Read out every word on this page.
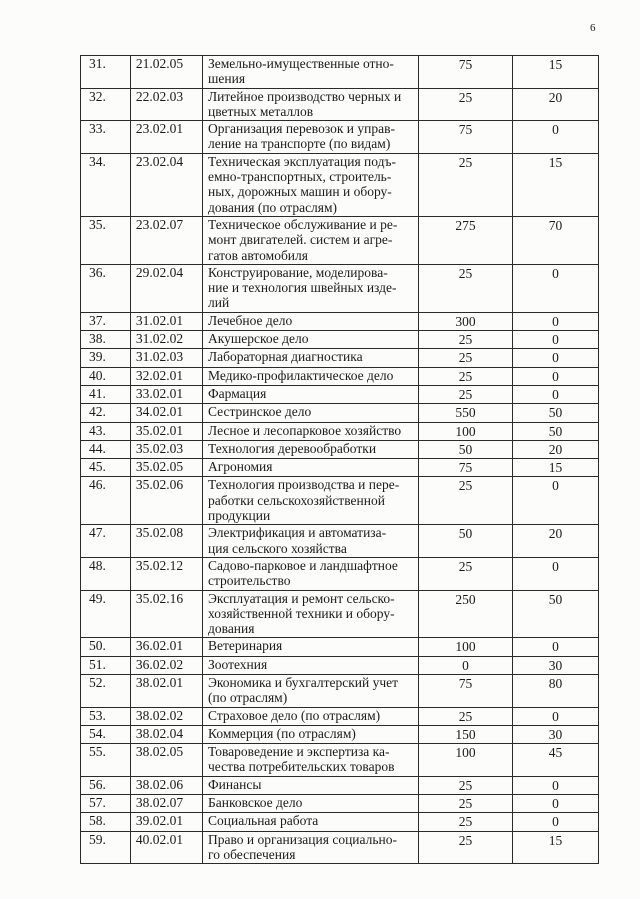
6
31.	21.02.05	Земельно-имущественные отно-
шения	75	15

32.	22.02.03	Литейное производство черных и
цветных металлов	25	20

33.	23.02.01	Организация перевозок и управ-
ление на транспорте (по видам)	75	0

34.	23.02.04	Техническая эксплуатация подъ-
емно-транспортных, строитель-
ных, дорожных машин и обору-
дования (по отраслям)	25	15

35.	23.02.07	Техническое обслуживание и ре-
монт двигателей. систем и агре-
гатов автомобиля	275	70

36.	29.02.04	Конструирование, моделирова-
ние и технология швейных изде-
лий	25	0

37.	31.02.01	Лечебное дело	300	0

38.	31.02.02	Акушерское дело	25	0

39.	31.02.03	Лабораторная диагностика	25	0

40.	32.02.01	Медико-профилактическое дело	25	0

41.	33.02.01	Фармация	25	0

42.	34.02.01	Сестринское дело	550	50

43.	35.02.01	Лесное и лесопарковое хозяйство	100	50

44.	35.02.03	Технология деревообработки	50	20

45.	35.02.05	Агрономия	75	15

46.	35.02.06	Технология производства и пере-
работки сельскохозяйственной
продукции	25	0

47.	35.02.08	Электрификация и автоматиза-
ция сельского хозяйства	50	20

48.	35.02.12	Садово-парковое и ландшафтное
строительство	25	0

49.	35.02.16	Эксплуатация и ремонт сельско-
хозяйственной техники и обору-
дования	250	50

50.	36.02.01	Ветеринария	100	0

51.	36.02.02	Зоотехния	0	30

52.	38.02.01	Экономика и бухгалтерский учет
(по отраслям)	75	80

53.	38.02.02	Страховое дело (по отраслям)	25	0

54.	38.02.04	Коммерция (по отраслям)	150	30

55.	38.02.05	Товароведение и экспертиза ка-
чества потребительских товаров	100	45

56.	38.02.06	Финансы	25	0

57.	38.02.07	Банковское дело	25	0

58.	39.02.01	Социальная работа	25	0

59.	40.02.01	Право и организация социально-
го обеспечения	25	15
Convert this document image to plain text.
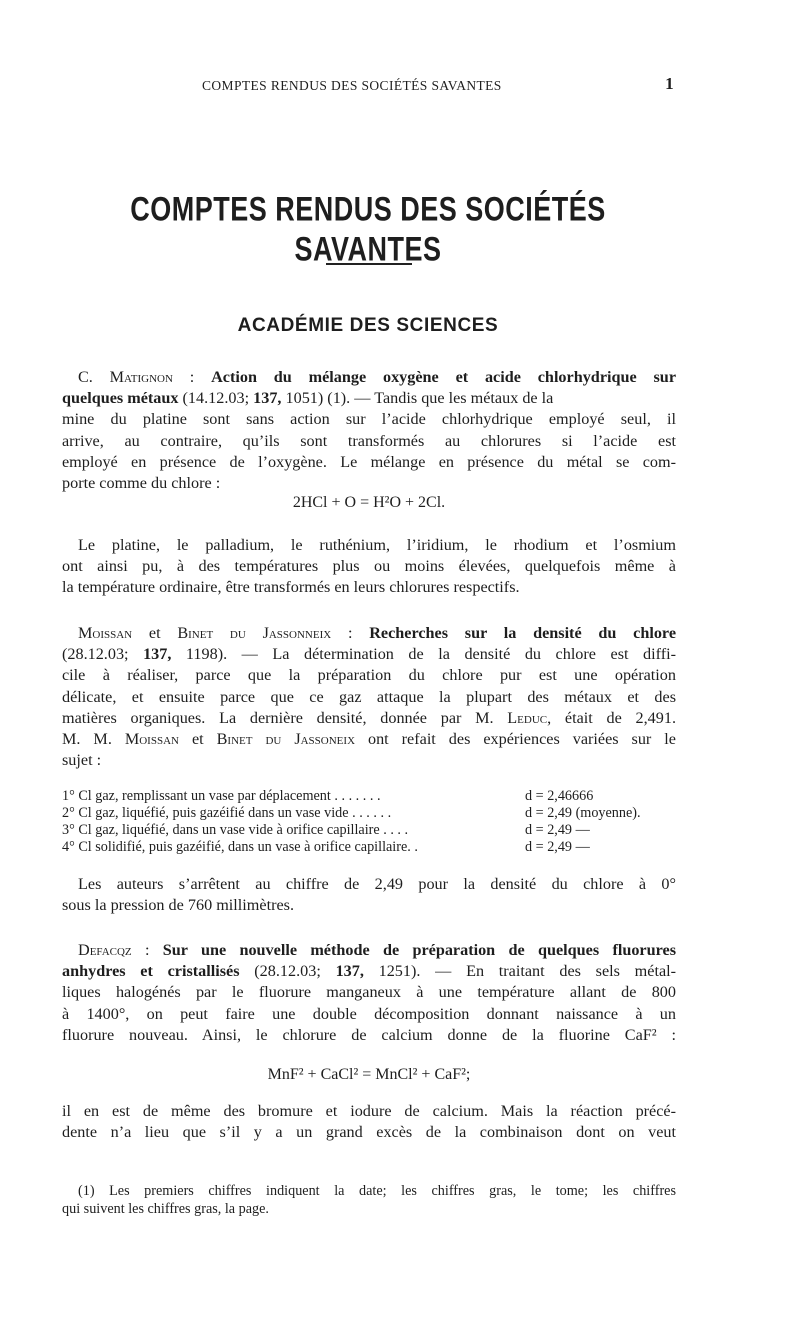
COMPTES RENDUS DES SOCIÉTÉS SAVANTES	1
COMPTES RENDUS DES SOCIÉTÉS SAVANTES
ACADÉMIE DES SCIENCES
C. Matignon : Action du mélange oxygène et acide chlorhydrique sur
quelques métaux (14.12.03; 137, 1051) (1). — Tandis que les métaux de la
mine du platine sont sans action sur l’acide chlorhydrique employé seul, il
arrive, au contraire, qu’ils sont transformés au chlorures si l’acide est
employé en présence de l’oxygène. Le mélange en présence du métal se com-
porte comme du chlore :
2HCl + O = H²O + 2Cl.
Le platine, le palladium, le ruthénium, l’iridium, le rhodium et l’osmium
ont ainsi pu, à des températures plus ou moins élevées, quelquefois même à
la température ordinaire, être transformés en leurs chlorures respectifs.
Moissan et Binet du Jassonneix : Recherches sur la densité du chlore
(28.12.03; 137, 1198). — La détermination de la densité du chlore est diffi-
cile à réaliser, parce que la préparation du chlore pur est une opération
délicate, et ensuite parce que ce gaz attaque la plupart des métaux et des
matières organiques. La dernière densité, donnée par M. Leduc, était de 2,491.
M. M. Moissan et Binet du Jassoneix ont refait des expériences variées sur le
sujet :
1° Cl gaz, remplissant un vase par déplacement . . . . . . .	d = 2,46666
2° Cl gaz, liquéfié, puis gazéifié dans un vase vide . . . . . .	d = 2,49 (moyenne).
3° Cl gaz, liquéfié, dans un vase vide à orifice capillaire . . . .	d = 2,49 —
4° Cl solidifié, puis gazéifié, dans un vase à orifice capillaire. .	d = 2,49 —
Les auteurs s’arrêtent au chiffre de 2,49 pour la densité du chlore à 0°
sous la pression de 760 millimètres.
Defacqz : Sur une nouvelle méthode de préparation de quelques fluorures
anhydres et cristallisés (28.12.03; 137, 1251). — En traitant des sels métal-
liques halogénés par le fluorure manganeux à une température allant de 800
à 1400°, on peut faire une double décomposition donnant naissance à un
fluorure nouveau. Ainsi, le chlorure de calcium donne de la fluorine CaF² :
MnF² + CaCl² = MnCl² + CaF²;
il en est de même des bromure et iodure de calcium. Mais la réaction précé-
dente n’a lieu que s’il y a un grand excès de la combinaison dont on veut
(1) Les premiers chiffres indiquent la date; les chiffres gras, le tome; les chiffres
qui suivent les chiffres gras, la page.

- - -

**Task requirements**:
Find each line that has the word "oxygène", then copy it out.

**Exercise output**:
C. Matignon : Action du mélange oxygène et acide chlorhydrique sur
employé en présence de l’oxygène. Le mélange en présence du métal se com-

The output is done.